**PROBLEM DETAILS**
Write out all the entries word for word, but skip any images.

**PROVIDED DATA**

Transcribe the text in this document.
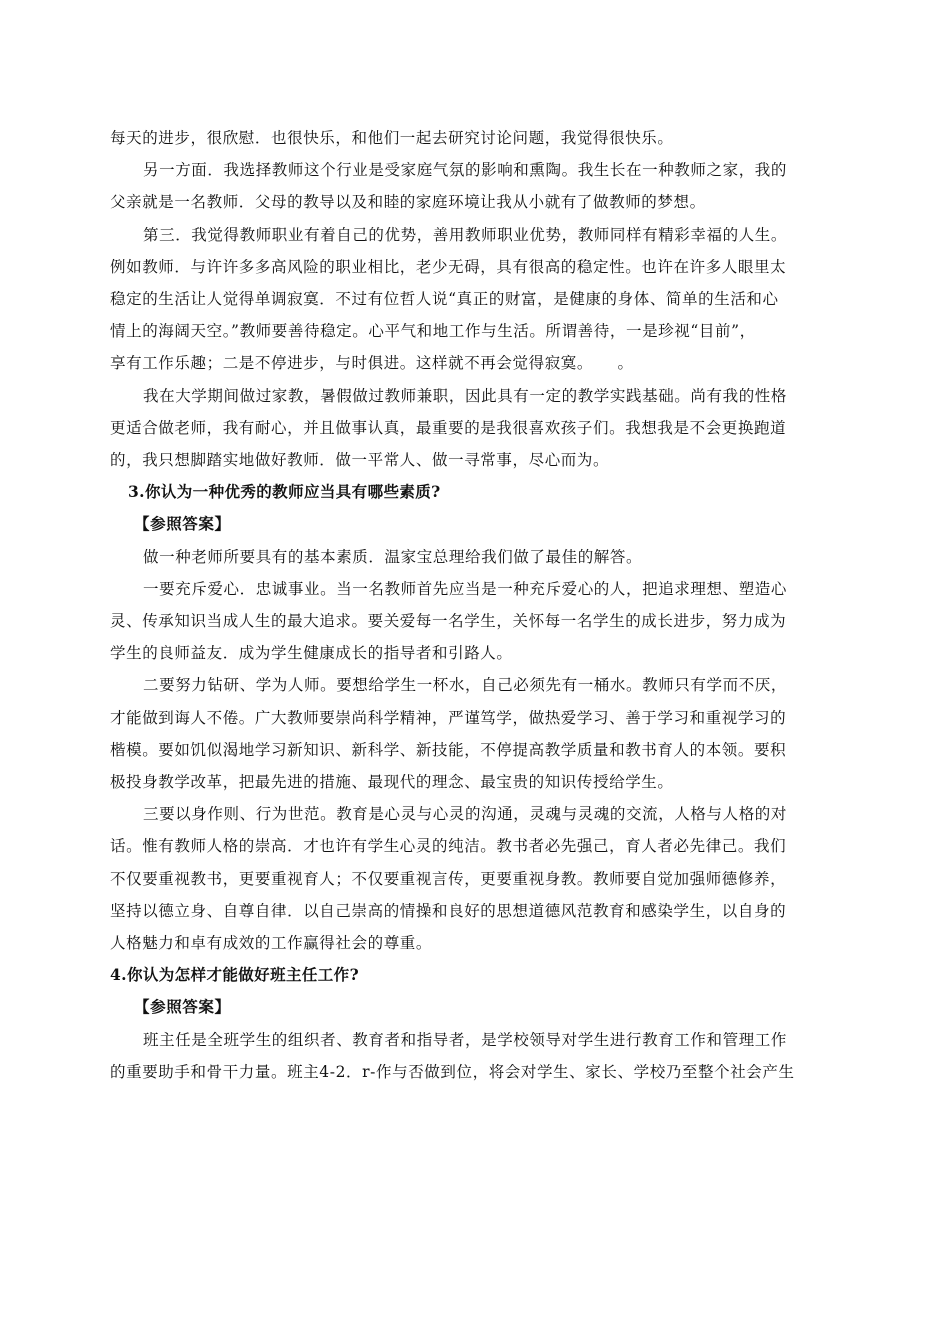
每天的进步，很欣慰．也很快乐，和他们一起去研究讨论问题，我觉得很快乐。

另一方面．我选择教师这个行业是受家庭气氛的影响和熏陶。我生长在一种教师之家，我的

父亲就是一名教师．父母的教导以及和睦的家庭环境让我从小就有了做教师的梦想。

第三．我觉得教师职业有着自己的优势，善用教师职业优势，教师同样有精彩幸福的人生。

例如教师．与许许多多高风险的职业相比，老少无碍，具有很高的稳定性。也许在许多人眼里太
稳定的生活让人觉得单调寂寞．不过有位哲人说“真正的财富，是健康的身体、简单的生活和心
情上的海阔天空。”教师要善待稳定。心平气和地工作与生活。所谓善待，一是珍视“目前”，
享有工作乐趣；二是不停进步，与时俱进。这样就不再会觉得寂寞。　　。

我在大学期间做过家教，暑假做过教师兼职，因此具有一定的教学实践基础。尚有我的性格

更适合做老师，我有耐心，并且做事认真，最重要的是我很喜欢孩子们。我想我是不会更换跑道
的，我只想脚踏实地做好教师．做一平常人、做一寻常事，尽心而为。

3.你认为一种优秀的教师应当具有哪些素质?

【参照答案】

做一种老师所要具有的基本素质．温家宝总理给我们做了最佳的解答。

一要充斥爱心．忠诚事业。当一名教师首先应当是一种充斥爱心的人，把追求理想、塑造心

灵、传承知识当成人生的最大追求。要关爱每一名学生，关怀每一名学生的成长进步，努力成为
学生的良师益友．成为学生健康成长的指导者和引路人。

二要努力钻研、学为人师。要想给学生一杯水，自己必须先有一桶水。教师只有学而不厌，

才能做到诲人不倦。广大教师要崇尚科学精神，严谨笃学，做热爱学习、善于学习和重视学习的
楷模。要如饥似渴地学习新知识、新科学、新技能，不停提高教学质量和教书育人的本领。要积
极投身教学改革，把最先进的措施、最现代的理念、最宝贵的知识传授给学生。

三要以身作则、行为世范。教育是心灵与心灵的沟通，灵魂与灵魂的交流，人格与人格的对

话。惟有教师人格的崇高．才也许有学生心灵的纯洁。教书者必先强己，育人者必先律己。我们
不仅要重视教书，更要重视育人；不仅要重视言传，更要重视身教。教师要自觉加强师德修养，
坚持以德立身、自尊自律．以自己崇高的情操和良好的思想道德风范教育和感染学生，以自身的
人格魅力和卓有成效的工作赢得社会的尊重。

4.你认为怎样才能做好班主任工作?

【参照答案】

班主任是全班学生的组织者、教育者和指导者，是学校领导对学生进行教育工作和管理工作

的重要助手和骨干力量。班主4-2．r-作与否做到位，将会对学生、家长、学校乃至整个社会产生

**FULL SOLUTION**
Transcribe the text in this document.
每天的进步，很欣慰．也很快乐，和他们一起去研究讨论问题，我觉得很快乐。

另一方面．我选择教师这个行业是受家庭气氛的影响和熏陶。我生长在一种教师之家，我的

父亲就是一名教师．父母的教导以及和睦的家庭环境让我从小就有了做教师的梦想。

第三．我觉得教师职业有着自己的优势，善用教师职业优势，教师同样有精彩幸福的人生。

例如教师．与许许多多高风险的职业相比，老少无碍，具有很高的稳定性。也许在许多人眼里太
稳定的生活让人觉得单调寂寞．不过有位哲人说“真正的财富，是健康的身体、简单的生活和心
情上的海阔天空。”教师要善待稳定。心平气和地工作与生活。所谓善待，一是珍视“目前”，
享有工作乐趣；二是不停进步，与时俱进。这样就不再会觉得寂寞。　　。

我在大学期间做过家教，暑假做过教师兼职，因此具有一定的教学实践基础。尚有我的性格

更适合做老师，我有耐心，并且做事认真，最重要的是我很喜欢孩子们。我想我是不会更换跑道
的，我只想脚踏实地做好教师．做一平常人、做一寻常事，尽心而为。

3.你认为一种优秀的教师应当具有哪些素质?

【参照答案】

做一种老师所要具有的基本素质．温家宝总理给我们做了最佳的解答。

一要充斥爱心．忠诚事业。当一名教师首先应当是一种充斥爱心的人，把追求理想、塑造心

灵、传承知识当成人生的最大追求。要关爱每一名学生，关怀每一名学生的成长进步，努力成为
学生的良师益友．成为学生健康成长的指导者和引路人。

二要努力钻研、学为人师。要想给学生一杯水，自己必须先有一桶水。教师只有学而不厌，

才能做到诲人不倦。广大教师要崇尚科学精神，严谨笃学，做热爱学习、善于学习和重视学习的
楷模。要如饥似渴地学习新知识、新科学、新技能，不停提高教学质量和教书育人的本领。要积
极投身教学改革，把最先进的措施、最现代的理念、最宝贵的知识传授给学生。

三要以身作则、行为世范。教育是心灵与心灵的沟通，灵魂与灵魂的交流，人格与人格的对

话。惟有教师人格的崇高．才也许有学生心灵的纯洁。教书者必先强己，育人者必先律己。我们
不仅要重视教书，更要重视育人；不仅要重视言传，更要重视身教。教师要自觉加强师德修养，
坚持以德立身、自尊自律．以自己崇高的情操和良好的思想道德风范教育和感染学生，以自身的
人格魅力和卓有成效的工作赢得社会的尊重。

4.你认为怎样才能做好班主任工作?

【参照答案】

班主任是全班学生的组织者、教育者和指导者，是学校领导对学生进行教育工作和管理工作

的重要助手和骨干力量。班主4-2．r-作与否做到位，将会对学生、家长、学校乃至整个社会产生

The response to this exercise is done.